→ **DATASET**:
══════
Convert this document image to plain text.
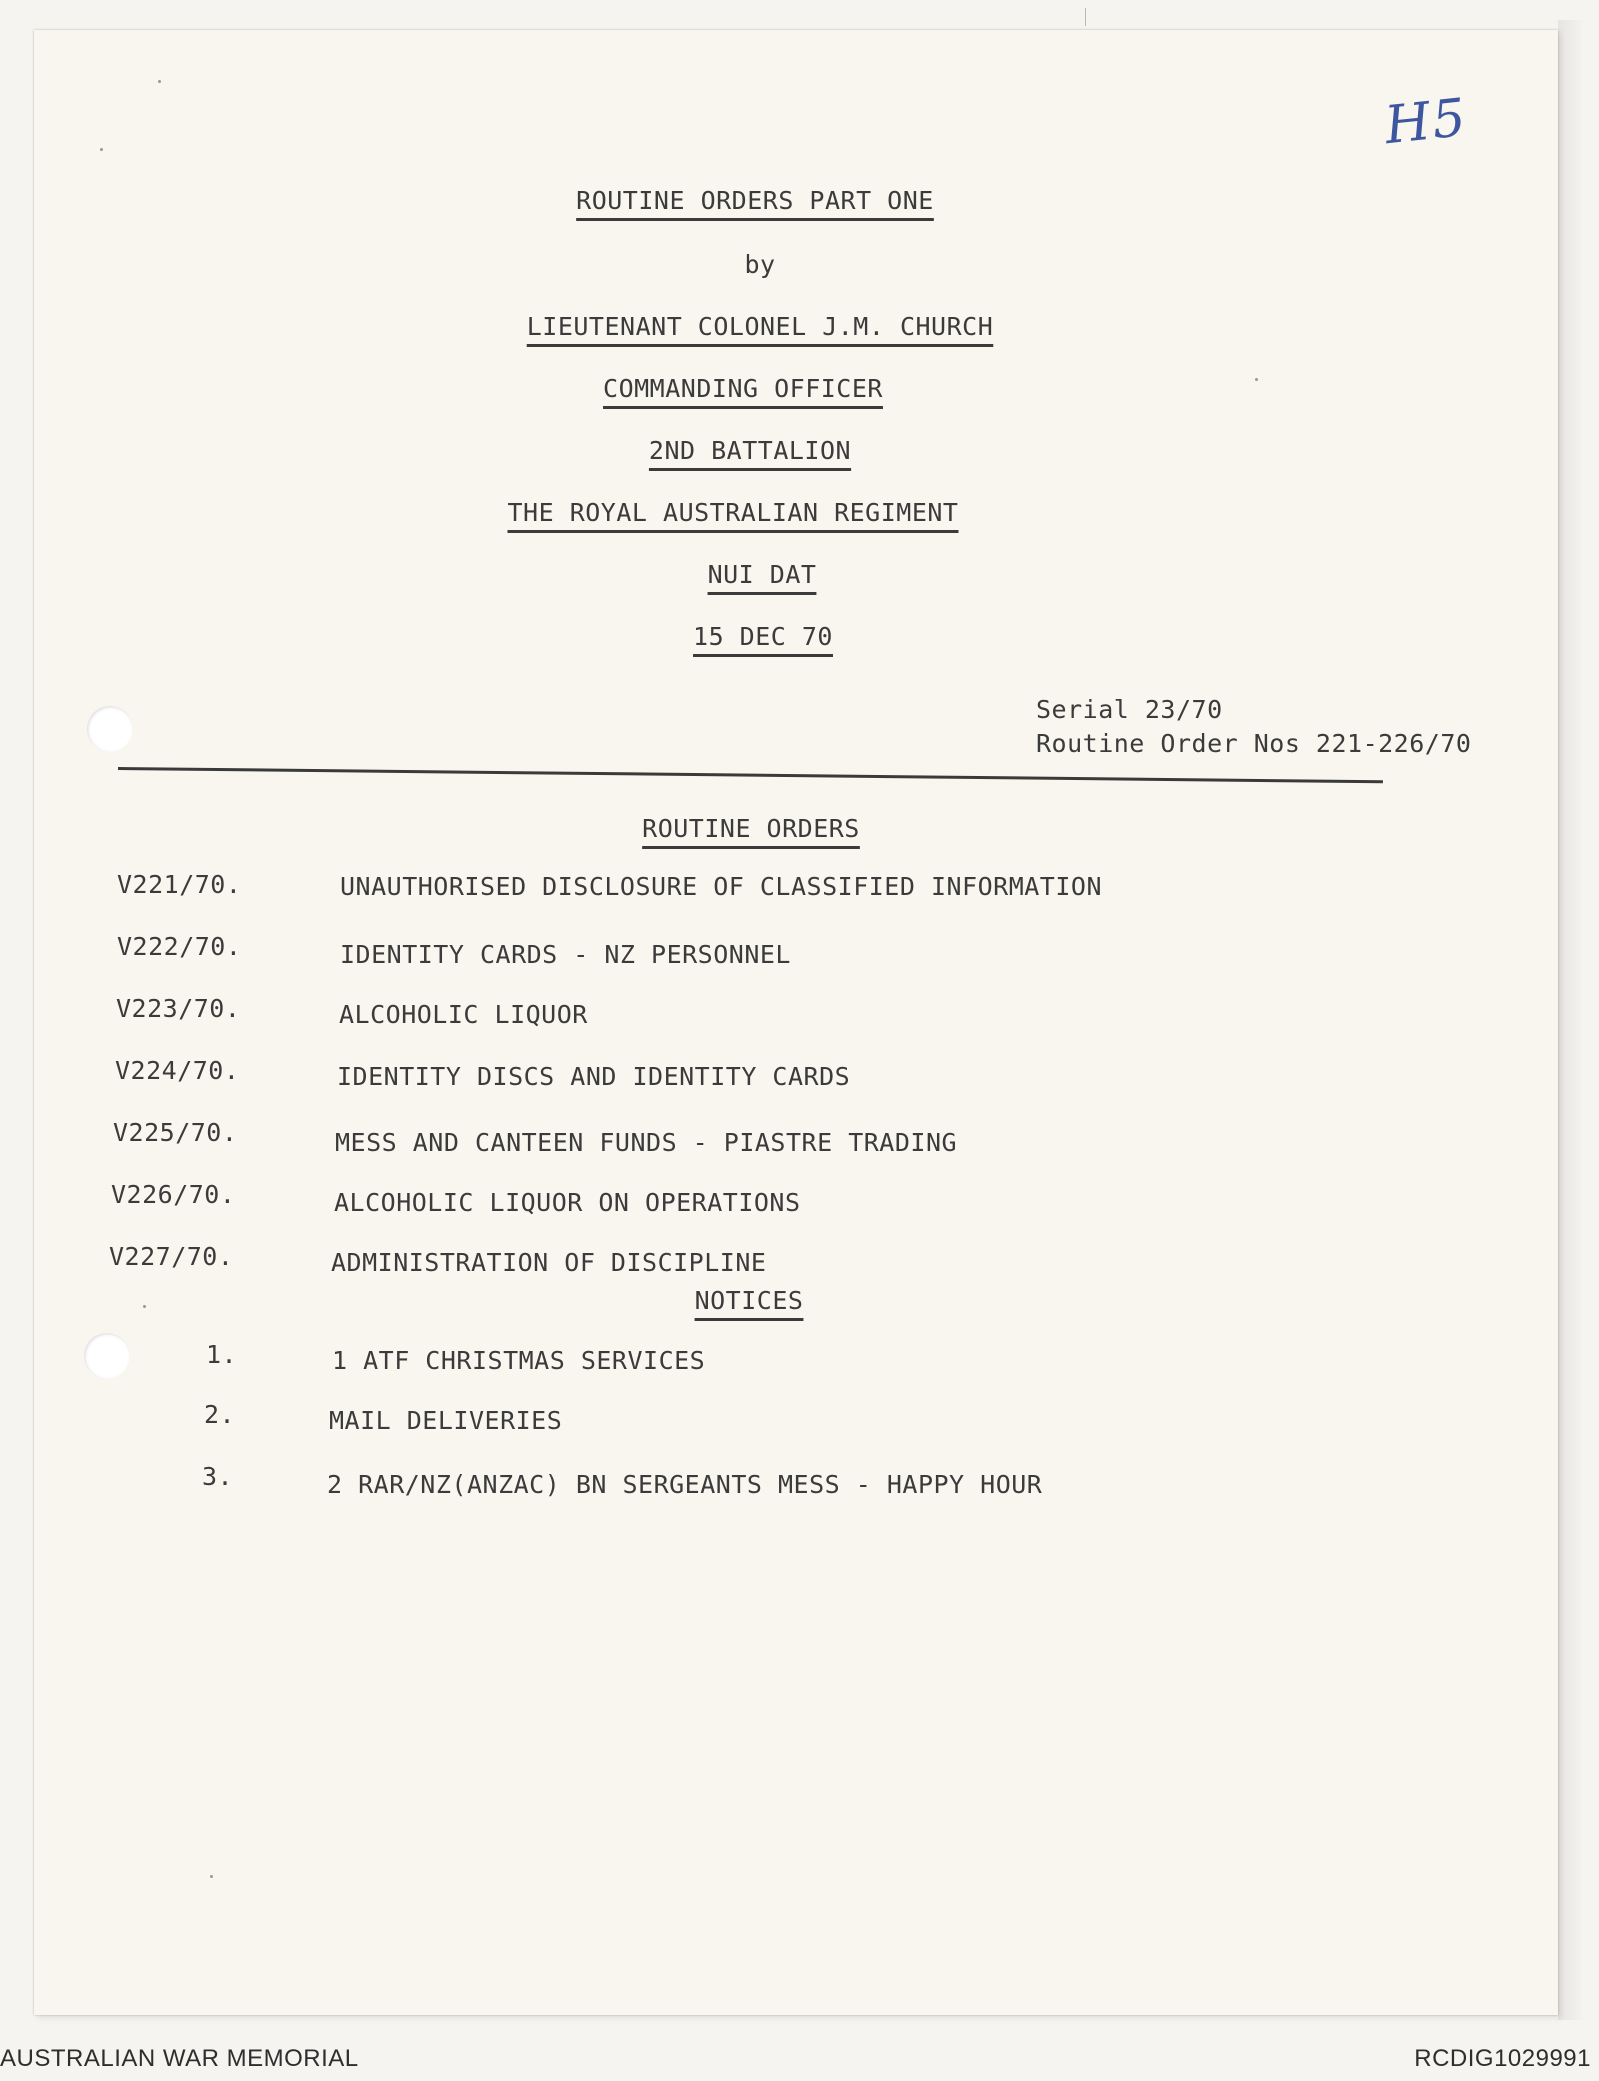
H5
ROUTINE ORDERS PART ONE
by
LIEUTENANT COLONEL J.M. CHURCH
COMMANDING OFFICER
2ND BATTALION
THE ROYAL AUSTRALIAN REGIMENT
NUI DAT
15 DEC 70
Serial 23/70
Routine Order Nos 221-226/70
ROUTINE ORDERS
V221/70.	UNAUTHORISED DISCLOSURE OF CLASSIFIED INFORMATION
V222/70.	IDENTITY CARDS - NZ PERSONNEL
V223/70.	ALCOHOLIC LIQUOR
V224/70.	IDENTITY DISCS AND IDENTITY CARDS
V225/70.	MESS AND CANTEEN FUNDS - PIASTRE TRADING
V226/70.	ALCOHOLIC LIQUOR ON OPERATIONS
V227/70.	ADMINISTRATION OF DISCIPLINE
NOTICES
1.	1 ATF CHRISTMAS SERVICES
2.	MAIL DELIVERIES
3.	2 RAR/NZ(ANZAC) BN SERGEANTS MESS - HAPPY HOUR
AUSTRALIAN WAR MEMORIAL	RCDIG1029991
══════
→ **GIVEN PROBLEM**:
Write the entries above out again exactly, but not the pictures.

→ **WRITTEN SOLUTION**:
Convert this document image to plain text.
H5
ROUTINE ORDERS PART ONE
by
LIEUTENANT COLONEL J.M. CHURCH
COMMANDING OFFICER
2ND BATTALION
THE ROYAL AUSTRALIAN REGIMENT
NUI DAT
15 DEC 70
Serial 23/70
Routine Order Nos 221-226/70
ROUTINE ORDERS
V221/70.	UNAUTHORISED DISCLOSURE OF CLASSIFIED INFORMATION
V222/70.	IDENTITY CARDS - NZ PERSONNEL
V223/70.	ALCOHOLIC LIQUOR
V224/70.	IDENTITY DISCS AND IDENTITY CARDS
V225/70.	MESS AND CANTEEN FUNDS - PIASTRE TRADING
V226/70.	ALCOHOLIC LIQUOR ON OPERATIONS
V227/70.	ADMINISTRATION OF DISCIPLINE
NOTICES
1.	1 ATF CHRISTMAS SERVICES
2.	MAIL DELIVERIES
3.	2 RAR/NZ(ANZAC) BN SERGEANTS MESS - HAPPY HOUR
AUSTRALIAN WAR MEMORIAL	RCDIG1029991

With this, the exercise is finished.